| STATED EXERCISE |
Gather the lines that hold the string "Bangladeshi".

[Extracts from a graphics dataset]
- - - - -

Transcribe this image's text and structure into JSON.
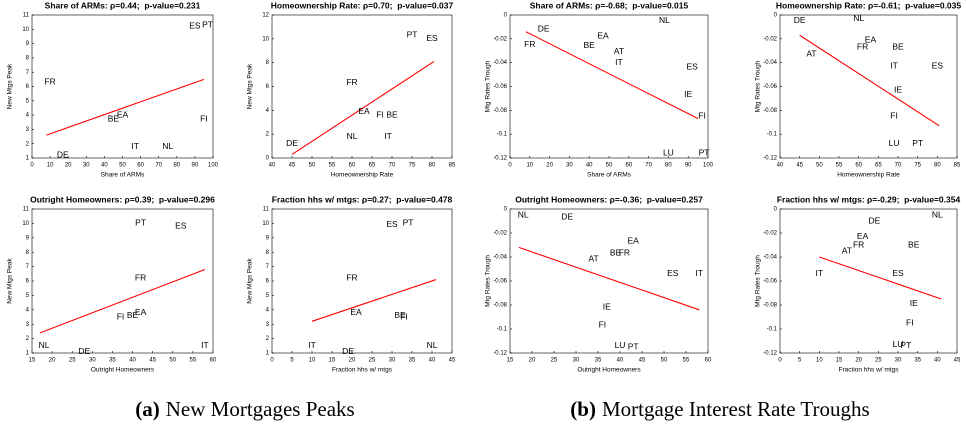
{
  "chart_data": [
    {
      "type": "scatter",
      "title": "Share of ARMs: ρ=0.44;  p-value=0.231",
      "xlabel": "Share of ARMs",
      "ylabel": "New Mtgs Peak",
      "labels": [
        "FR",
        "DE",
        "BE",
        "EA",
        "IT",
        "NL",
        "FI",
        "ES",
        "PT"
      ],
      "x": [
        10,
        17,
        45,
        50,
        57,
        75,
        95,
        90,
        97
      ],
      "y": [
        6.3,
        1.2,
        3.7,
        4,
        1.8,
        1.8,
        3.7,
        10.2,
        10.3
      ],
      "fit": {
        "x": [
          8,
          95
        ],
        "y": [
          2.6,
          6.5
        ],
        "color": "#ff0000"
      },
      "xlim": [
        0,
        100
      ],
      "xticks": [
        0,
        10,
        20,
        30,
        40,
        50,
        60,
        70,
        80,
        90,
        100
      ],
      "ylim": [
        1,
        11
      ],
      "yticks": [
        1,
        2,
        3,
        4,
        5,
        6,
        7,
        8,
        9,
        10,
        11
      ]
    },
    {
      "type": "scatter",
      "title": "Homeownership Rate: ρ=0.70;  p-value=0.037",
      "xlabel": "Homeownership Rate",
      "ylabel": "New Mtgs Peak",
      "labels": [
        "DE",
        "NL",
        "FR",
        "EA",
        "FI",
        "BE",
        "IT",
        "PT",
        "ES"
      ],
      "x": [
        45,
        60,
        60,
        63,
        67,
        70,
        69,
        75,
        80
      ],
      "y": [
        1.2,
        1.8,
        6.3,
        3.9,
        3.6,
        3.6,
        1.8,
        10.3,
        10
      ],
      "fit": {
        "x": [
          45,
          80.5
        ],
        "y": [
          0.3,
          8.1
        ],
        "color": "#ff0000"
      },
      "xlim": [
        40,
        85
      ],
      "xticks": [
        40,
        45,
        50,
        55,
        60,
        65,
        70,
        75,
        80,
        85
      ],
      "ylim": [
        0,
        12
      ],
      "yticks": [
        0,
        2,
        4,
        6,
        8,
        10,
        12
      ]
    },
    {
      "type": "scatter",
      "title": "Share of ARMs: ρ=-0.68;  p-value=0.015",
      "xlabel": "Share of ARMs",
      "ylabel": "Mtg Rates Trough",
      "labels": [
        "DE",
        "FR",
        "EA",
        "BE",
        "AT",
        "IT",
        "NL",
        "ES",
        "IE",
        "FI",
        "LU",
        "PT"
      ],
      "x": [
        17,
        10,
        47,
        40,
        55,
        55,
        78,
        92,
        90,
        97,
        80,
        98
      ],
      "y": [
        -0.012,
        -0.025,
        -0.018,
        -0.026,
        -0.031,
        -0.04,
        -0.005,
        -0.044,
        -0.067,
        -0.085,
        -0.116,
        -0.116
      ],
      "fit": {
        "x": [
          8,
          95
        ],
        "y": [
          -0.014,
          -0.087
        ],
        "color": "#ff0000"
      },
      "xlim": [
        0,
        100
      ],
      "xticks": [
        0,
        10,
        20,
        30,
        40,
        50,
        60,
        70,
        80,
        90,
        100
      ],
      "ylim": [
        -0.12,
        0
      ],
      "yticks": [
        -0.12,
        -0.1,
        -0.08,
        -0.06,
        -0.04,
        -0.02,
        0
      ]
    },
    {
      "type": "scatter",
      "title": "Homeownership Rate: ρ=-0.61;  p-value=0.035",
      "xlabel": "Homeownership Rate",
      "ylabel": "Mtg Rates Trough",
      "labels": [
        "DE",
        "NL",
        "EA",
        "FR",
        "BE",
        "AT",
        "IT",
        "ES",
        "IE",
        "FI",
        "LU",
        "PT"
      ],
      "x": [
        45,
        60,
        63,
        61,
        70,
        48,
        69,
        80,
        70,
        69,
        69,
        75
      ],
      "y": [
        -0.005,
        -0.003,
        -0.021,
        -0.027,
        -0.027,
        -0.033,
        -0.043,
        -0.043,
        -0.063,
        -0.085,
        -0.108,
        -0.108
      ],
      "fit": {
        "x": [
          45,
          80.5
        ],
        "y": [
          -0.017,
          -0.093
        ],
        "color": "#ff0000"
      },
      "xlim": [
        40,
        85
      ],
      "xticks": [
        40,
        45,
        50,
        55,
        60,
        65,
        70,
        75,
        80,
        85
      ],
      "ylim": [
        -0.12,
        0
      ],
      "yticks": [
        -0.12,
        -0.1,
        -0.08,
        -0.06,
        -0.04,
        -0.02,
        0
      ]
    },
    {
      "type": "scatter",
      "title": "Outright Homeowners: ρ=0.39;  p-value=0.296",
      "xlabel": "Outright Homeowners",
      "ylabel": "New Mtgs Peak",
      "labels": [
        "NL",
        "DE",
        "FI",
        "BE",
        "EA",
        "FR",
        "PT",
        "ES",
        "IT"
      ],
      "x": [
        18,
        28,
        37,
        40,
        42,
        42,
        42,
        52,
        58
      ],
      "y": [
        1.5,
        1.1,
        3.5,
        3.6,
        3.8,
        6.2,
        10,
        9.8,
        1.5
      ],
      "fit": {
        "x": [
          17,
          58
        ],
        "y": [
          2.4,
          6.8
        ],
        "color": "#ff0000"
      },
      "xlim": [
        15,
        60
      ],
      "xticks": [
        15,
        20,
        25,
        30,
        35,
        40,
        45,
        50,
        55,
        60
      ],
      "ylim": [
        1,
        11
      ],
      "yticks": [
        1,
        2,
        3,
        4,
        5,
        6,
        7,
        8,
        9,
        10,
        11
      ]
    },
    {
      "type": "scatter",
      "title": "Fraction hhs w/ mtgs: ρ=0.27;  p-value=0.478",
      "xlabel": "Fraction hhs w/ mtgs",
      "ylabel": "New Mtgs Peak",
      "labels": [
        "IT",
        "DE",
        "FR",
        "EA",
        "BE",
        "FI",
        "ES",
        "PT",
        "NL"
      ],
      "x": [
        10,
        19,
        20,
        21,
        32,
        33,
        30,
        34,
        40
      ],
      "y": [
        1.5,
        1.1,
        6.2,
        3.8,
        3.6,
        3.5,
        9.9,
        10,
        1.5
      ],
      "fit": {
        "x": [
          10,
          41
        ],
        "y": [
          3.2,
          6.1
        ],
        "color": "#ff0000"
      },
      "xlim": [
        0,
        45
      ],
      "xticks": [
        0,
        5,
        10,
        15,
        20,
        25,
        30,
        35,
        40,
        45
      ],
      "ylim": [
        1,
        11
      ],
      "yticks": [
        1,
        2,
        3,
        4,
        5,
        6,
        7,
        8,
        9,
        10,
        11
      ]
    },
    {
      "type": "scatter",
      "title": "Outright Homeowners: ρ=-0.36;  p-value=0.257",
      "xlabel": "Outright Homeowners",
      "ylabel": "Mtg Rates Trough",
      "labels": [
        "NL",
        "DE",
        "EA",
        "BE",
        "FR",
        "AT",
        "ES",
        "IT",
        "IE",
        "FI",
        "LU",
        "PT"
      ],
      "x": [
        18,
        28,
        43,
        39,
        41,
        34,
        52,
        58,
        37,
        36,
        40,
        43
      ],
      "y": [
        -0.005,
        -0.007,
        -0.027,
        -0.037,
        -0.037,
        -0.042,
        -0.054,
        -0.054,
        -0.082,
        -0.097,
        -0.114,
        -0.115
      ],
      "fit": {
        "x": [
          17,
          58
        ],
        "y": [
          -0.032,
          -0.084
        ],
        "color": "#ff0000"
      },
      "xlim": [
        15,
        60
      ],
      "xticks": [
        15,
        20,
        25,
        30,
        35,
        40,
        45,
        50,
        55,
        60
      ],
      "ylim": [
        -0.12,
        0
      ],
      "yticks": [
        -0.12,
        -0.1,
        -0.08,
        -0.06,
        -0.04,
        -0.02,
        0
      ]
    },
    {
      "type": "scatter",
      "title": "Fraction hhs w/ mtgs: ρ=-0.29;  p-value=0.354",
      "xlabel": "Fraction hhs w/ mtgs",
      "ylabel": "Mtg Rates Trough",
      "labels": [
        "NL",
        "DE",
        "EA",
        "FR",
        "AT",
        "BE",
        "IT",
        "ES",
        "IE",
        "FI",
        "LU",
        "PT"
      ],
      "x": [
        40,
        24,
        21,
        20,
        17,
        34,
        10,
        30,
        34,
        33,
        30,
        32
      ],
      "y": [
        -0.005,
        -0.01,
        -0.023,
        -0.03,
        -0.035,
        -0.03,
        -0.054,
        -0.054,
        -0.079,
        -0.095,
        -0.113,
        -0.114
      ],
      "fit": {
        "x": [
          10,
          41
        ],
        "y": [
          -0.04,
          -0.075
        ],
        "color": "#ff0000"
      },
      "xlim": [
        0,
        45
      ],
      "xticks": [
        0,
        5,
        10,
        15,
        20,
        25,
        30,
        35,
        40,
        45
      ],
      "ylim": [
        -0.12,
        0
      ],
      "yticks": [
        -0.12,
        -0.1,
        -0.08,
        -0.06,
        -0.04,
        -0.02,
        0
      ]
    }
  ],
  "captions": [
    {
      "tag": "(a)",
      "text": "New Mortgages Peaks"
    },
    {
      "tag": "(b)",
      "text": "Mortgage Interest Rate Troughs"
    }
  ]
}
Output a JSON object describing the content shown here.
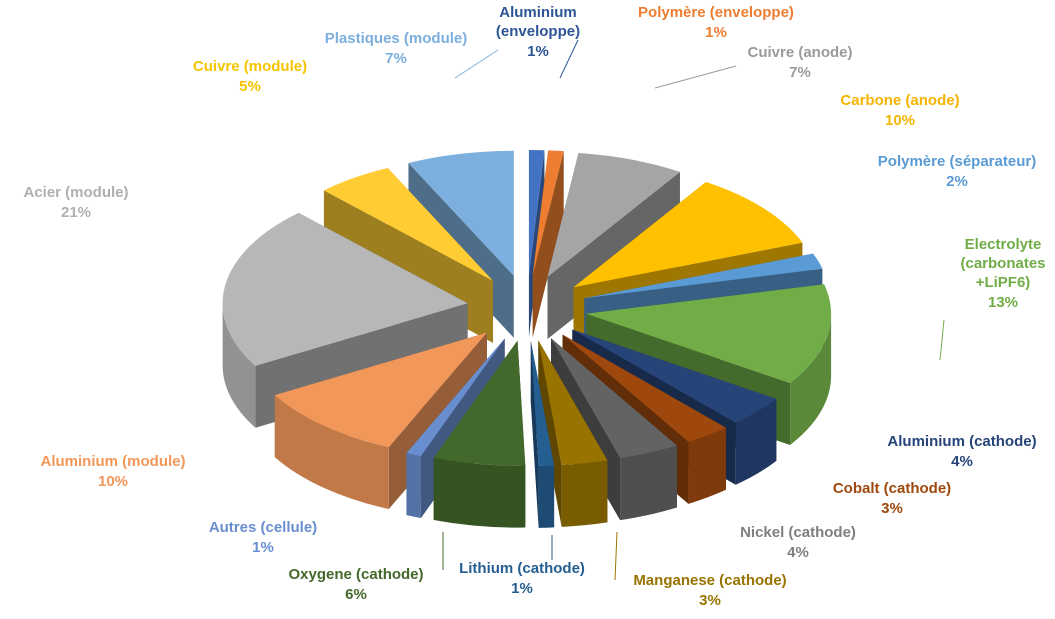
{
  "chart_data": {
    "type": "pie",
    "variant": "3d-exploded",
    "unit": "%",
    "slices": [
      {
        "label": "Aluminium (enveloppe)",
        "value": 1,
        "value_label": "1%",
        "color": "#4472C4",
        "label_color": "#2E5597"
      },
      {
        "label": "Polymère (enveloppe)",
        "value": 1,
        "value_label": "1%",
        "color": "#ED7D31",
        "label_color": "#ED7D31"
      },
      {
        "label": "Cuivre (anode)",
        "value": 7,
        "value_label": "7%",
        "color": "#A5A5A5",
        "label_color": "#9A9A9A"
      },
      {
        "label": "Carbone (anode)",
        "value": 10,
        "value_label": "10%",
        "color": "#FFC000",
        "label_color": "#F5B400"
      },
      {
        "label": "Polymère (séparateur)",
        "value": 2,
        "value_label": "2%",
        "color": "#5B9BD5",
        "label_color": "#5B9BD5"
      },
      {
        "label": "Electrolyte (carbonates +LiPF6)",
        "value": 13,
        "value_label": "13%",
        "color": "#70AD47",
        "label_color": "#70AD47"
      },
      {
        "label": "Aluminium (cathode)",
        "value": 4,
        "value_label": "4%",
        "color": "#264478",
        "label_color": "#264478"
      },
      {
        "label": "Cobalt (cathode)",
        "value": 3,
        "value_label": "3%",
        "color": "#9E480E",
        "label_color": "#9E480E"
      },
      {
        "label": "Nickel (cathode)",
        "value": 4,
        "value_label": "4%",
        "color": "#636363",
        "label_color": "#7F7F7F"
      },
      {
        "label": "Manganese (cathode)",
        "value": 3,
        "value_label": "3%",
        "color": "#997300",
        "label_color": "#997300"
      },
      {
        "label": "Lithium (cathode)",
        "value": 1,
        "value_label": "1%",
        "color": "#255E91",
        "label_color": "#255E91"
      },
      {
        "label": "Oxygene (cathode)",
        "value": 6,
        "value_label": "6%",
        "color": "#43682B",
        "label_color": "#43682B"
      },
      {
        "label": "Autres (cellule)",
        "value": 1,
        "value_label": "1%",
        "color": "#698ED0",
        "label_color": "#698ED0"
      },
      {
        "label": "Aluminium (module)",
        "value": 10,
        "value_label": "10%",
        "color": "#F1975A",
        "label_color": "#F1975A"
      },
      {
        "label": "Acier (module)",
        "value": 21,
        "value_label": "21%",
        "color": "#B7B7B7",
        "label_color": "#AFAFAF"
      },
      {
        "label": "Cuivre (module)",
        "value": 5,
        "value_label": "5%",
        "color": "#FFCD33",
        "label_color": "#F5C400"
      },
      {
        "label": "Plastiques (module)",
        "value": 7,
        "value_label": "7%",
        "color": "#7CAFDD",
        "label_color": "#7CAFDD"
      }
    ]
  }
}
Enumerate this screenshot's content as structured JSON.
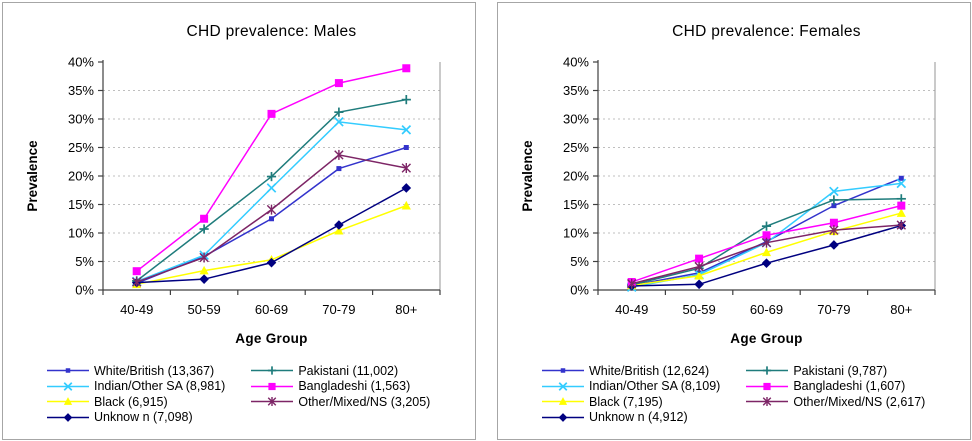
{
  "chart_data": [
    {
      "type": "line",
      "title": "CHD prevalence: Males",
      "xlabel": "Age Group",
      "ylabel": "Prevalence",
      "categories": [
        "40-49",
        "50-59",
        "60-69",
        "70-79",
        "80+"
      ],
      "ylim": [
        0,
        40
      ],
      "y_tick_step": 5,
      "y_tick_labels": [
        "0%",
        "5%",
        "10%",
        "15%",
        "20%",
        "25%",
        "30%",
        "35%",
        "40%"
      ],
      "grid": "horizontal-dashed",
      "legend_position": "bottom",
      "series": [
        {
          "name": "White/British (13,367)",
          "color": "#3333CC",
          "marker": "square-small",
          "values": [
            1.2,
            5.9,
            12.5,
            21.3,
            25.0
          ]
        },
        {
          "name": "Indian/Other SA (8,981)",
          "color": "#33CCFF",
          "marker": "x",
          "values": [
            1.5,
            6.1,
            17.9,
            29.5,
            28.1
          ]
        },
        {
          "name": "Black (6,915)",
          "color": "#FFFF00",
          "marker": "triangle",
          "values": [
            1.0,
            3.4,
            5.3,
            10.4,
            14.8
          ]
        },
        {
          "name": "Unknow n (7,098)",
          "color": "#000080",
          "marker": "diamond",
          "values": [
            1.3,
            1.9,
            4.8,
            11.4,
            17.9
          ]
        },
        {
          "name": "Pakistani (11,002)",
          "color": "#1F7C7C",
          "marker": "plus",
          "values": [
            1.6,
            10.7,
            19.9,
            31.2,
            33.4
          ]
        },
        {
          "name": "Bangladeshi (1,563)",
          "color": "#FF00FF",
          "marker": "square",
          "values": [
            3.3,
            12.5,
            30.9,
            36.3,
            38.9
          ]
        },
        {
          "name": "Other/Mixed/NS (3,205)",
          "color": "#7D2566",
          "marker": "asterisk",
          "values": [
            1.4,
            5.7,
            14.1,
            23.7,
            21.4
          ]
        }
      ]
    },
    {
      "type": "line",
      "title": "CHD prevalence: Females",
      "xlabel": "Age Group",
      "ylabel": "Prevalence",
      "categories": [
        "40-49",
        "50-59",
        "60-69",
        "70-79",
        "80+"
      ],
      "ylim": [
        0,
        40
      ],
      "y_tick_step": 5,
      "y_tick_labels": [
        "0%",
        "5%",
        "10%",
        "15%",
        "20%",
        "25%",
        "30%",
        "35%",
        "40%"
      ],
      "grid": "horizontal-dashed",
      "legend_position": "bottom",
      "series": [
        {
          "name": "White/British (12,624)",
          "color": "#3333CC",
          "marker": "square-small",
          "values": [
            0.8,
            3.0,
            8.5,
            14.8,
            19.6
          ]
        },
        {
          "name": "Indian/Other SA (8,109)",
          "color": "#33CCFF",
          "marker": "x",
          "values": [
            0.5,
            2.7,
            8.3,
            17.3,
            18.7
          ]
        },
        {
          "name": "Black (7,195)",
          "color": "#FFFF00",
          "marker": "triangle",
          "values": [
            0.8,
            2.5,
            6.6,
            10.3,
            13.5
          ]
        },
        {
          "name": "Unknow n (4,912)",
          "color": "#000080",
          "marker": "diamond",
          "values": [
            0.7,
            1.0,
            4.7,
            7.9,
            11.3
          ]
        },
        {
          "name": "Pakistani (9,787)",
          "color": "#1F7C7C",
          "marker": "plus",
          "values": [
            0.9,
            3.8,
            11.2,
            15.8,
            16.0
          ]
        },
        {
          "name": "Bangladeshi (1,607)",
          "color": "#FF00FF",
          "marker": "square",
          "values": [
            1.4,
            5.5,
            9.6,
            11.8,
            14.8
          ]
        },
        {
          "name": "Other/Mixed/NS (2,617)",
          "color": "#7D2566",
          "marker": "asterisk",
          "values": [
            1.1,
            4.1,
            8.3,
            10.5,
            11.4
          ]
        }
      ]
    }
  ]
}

- - - - -

| WRITTEN RESPONSE |
          "name": "Bangladeshi (1,563)",
          "name": "Bangladeshi (1,607)",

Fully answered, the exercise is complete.